--- Start RECORD SET ---

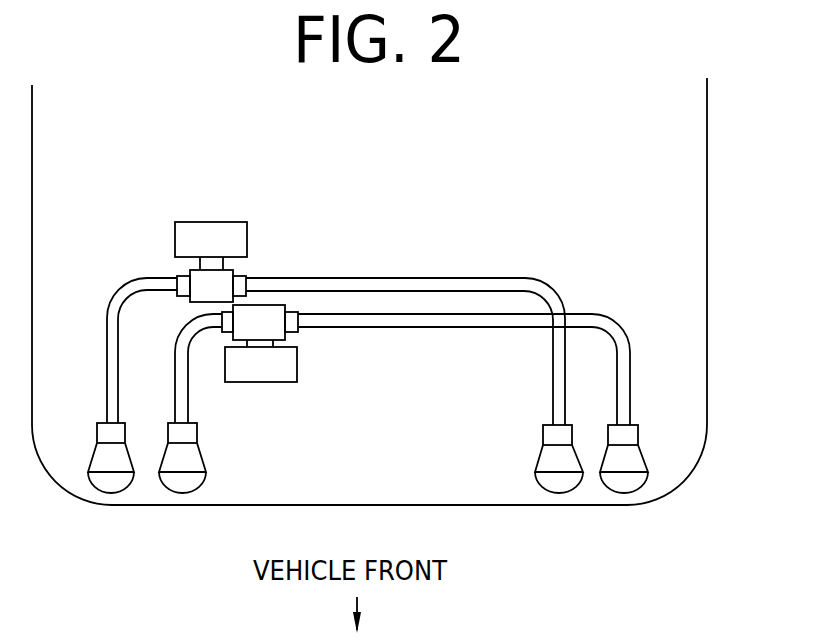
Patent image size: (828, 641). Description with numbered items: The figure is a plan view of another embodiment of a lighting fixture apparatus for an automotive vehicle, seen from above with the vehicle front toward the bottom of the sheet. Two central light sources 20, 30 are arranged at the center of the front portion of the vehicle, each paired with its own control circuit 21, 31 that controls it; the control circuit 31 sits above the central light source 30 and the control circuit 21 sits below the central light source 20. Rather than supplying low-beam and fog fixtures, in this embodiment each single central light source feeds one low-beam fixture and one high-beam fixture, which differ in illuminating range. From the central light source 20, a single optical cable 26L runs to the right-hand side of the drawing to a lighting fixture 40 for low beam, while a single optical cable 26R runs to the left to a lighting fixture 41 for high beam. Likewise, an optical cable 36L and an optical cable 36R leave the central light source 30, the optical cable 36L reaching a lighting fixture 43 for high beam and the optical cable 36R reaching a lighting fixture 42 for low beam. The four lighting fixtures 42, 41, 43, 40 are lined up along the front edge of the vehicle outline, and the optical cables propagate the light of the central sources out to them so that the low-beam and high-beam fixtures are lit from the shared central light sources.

The central light source 20 is at (276, 334).
The control circuit 21 is at (296, 382).
The central light source 30 is at (194, 277).
The control circuit 31 is at (178, 222).
The optical cable 26R is at (188, 402).
The optical cable 26L is at (630, 405).
The optical cable 36R is at (107, 343).
The optical cable 36L is at (553, 405).
The lighting fixture for low beam 40 is at (624, 482).
The lighting fixture for high beam 41 is at (184, 482).
The lighting fixture for low beam 42 is at (112, 482).
The lighting fixture for high beam 43 is at (560, 482).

--- End RECORD SET ---

Lay out every line of the data above as a numbered list, skipping blank lines and leaving out the pictures.

1. Patent image size: (828, 641). Description with numbered items: The figure is a plan view of another embodiment of a lighting fixture apparatus for an automotive vehicle, seen from above with the vehicle front toward the bottom of the sheet. Two central light sources 20, 30 are arranged at the center of the front portion of the vehicle, each paired with its own control circuit 21, 31 that controls it; the control circuit 31 sits above the central light source 30 and the control circuit 21 sits below the central light source 20. Rather than supplying low-beam and fog fixtures, in this embodiment each single central light source feeds one low-beam fixture and one high-beam fixture, which differ in illuminating range. From the central light source 20, a single optical cable 26L runs to the right-hand side of the drawing to a lighting fixture 40 for low beam, while a single optical cable 26R runs to the left to a lighting fixture 41 for high beam. Likewise, an optical cable 36L and an optical cable 36R leave the central light source 30, the optical cable 36L reaching a lighting fixture 43 for high beam and the optical cable 36R reaching a lighting fixture 42 for low beam. The four lighting fixtures 42, 41, 43, 40 are lined up along the front edge of the vehicle outline, and the optical cables propagate the light of the central sources out to them so that the low-beam and high-beam fixtures are lit from the shared central light sources.
2. The central light source 20 is at (276, 334).
3. The control circuit 21 is at (296, 382).
4. The central light source 30 is at (194, 277).
5. The control circuit 31 is at (178, 222).
6. The optical cable 26R is at (188, 402).
7. The optical cable 26L is at (630, 405).
8. The optical cable 36R is at (107, 343).
9. The optical cable 36L is at (553, 405).
10. The lighting fixture for low beam 40 is at (624, 482).
11. The lighting fixture for high beam 41 is at (184, 482).
12. The lighting fixture for low beam 42 is at (112, 482).
13. The lighting fixture for high beam 43 is at (560, 482).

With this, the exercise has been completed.